CONSIGNES -
1 – D’après le texte sur l’affaire Mike Ward, pourquoi les humoristes amis de Ward jugent-ils qu’une condamnation aurait des conséquences terribles pour leur communauté ? Répondez en une à trois phrases.
2 – Poursuivez le texte sur l’affaire Mike Ward à la suite de sa dernière phrase.

PASSAGE PRÉSENTÉ -
# # #

L’affaire Mike Ward ou, l’apologie de la méchanceté?

Le discours dans l’affaire opposant Jérémy Gabriel à l’humoriste Mike Ward a atteint cette semaine un niveau de démence qui mérite une place de choix dans le livre Guinness des records dans la section : insulte à l’intelligence des Québécois. Jusqu’ici, plusieurs humoristes, amis de Ward, avaient tenté de défendre l’indéfendable au nom de la liberté d’expression.   Selon eux, si Mike Ward était reconnu coupable, les conséquences seraient terribles pour la communauté des humoristes qui n’auraient plus guère le choix de s’autocensurer. Cette situation intolérable serait une atteinte grave à leur très sainte créativité artistique.

# # #

EXTRAIT DES DONNÉES -
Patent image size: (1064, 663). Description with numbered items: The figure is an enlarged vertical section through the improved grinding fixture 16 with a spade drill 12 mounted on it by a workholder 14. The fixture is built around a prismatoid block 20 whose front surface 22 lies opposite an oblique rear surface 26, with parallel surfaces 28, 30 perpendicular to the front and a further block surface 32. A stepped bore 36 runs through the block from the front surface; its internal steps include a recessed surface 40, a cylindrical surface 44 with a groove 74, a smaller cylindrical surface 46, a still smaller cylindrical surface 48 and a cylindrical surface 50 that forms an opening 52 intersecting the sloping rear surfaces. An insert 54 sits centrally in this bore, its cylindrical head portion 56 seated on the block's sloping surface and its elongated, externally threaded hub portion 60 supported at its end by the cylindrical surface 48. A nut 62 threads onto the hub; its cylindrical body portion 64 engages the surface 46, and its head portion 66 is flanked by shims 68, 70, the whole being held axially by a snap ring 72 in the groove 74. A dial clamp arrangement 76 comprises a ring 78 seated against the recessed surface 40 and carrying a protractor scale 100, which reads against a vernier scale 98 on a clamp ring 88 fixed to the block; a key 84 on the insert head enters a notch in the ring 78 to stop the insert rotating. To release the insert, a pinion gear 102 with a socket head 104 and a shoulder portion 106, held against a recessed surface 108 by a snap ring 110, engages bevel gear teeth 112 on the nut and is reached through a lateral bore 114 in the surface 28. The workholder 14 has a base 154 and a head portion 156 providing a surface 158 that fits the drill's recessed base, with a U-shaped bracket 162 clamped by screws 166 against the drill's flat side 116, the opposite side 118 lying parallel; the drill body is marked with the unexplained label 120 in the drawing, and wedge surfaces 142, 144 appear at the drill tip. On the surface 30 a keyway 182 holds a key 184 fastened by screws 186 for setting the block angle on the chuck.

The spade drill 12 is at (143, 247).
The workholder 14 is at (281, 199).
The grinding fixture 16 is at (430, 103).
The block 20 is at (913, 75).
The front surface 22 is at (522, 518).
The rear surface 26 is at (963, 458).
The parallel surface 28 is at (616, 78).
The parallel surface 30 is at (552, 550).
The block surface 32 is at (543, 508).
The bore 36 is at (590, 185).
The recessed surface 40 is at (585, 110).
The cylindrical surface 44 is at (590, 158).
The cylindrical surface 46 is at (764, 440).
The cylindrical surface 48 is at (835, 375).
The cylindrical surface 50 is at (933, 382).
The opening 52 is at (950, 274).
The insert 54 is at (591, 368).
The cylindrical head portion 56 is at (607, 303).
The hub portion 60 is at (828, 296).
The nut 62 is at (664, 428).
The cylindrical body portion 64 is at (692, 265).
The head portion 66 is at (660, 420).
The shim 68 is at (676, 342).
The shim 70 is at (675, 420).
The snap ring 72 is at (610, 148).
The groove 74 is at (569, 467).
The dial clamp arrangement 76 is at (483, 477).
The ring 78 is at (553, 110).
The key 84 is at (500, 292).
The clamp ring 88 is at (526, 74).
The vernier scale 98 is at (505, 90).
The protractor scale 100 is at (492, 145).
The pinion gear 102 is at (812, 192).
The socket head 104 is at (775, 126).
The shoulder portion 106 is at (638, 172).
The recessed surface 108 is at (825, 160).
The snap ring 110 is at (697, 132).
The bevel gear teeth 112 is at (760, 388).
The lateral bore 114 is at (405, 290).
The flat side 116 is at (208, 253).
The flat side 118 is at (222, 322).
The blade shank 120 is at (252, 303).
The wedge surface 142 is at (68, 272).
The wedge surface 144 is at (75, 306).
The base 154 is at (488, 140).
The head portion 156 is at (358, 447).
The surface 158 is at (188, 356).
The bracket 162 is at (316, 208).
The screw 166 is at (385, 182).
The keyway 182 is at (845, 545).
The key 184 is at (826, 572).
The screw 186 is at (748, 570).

# # #

RÉPONSES -
1 – Selon eux, si Mike Ward était reconnu coupable, les humoristes n’auraient plus guère d’autre choix que de s’autocensurer. Cette situation constituerait une atteinte grave à leur créativité artistique.

2 –
Déjà depuis quelques mois, ce discours écumait l’odeur fétide d’un mépris arrogant dont l’arôme plaît tant à ceux qui se croient à l’abri des règles les plus élémentaires de la bienséance. C’est grands jouisseurs de l’immunité artistique sont presque unanimement convaincus qu’il est encore permis, en 2016, pour un humoriste de faire de l’humour trash sur le dos d’un enfant handicapé. Osons le dire, les « jokes » de Mike Ward sur Jérémy Gabriel n’étaient pas de l’humour, mais de l’intimidation.

Julius Grey

L’avocat de Mike Ward, Me Julius Grey a affirmé le 26 février devant la Cour du Québec des propos d’une absurdité sans précédent. Dans son plaidoyer, il a affirmé que « Si le Tribunal donne raison à la Commission des droits de la personne et des droits de la jeunesse (CDPDJ) dans le procès l’opposant à Mike Ward, le Québec deviendra une terre sans comédie grinçante où il faudra dire des choses bonasses et gentilles.[1]» Vous avez bien lu, selon Julius Grey, l’avenir de l’indice du bonheur des Québécois repose sur la créativité artistique des gens comme Mike Ward.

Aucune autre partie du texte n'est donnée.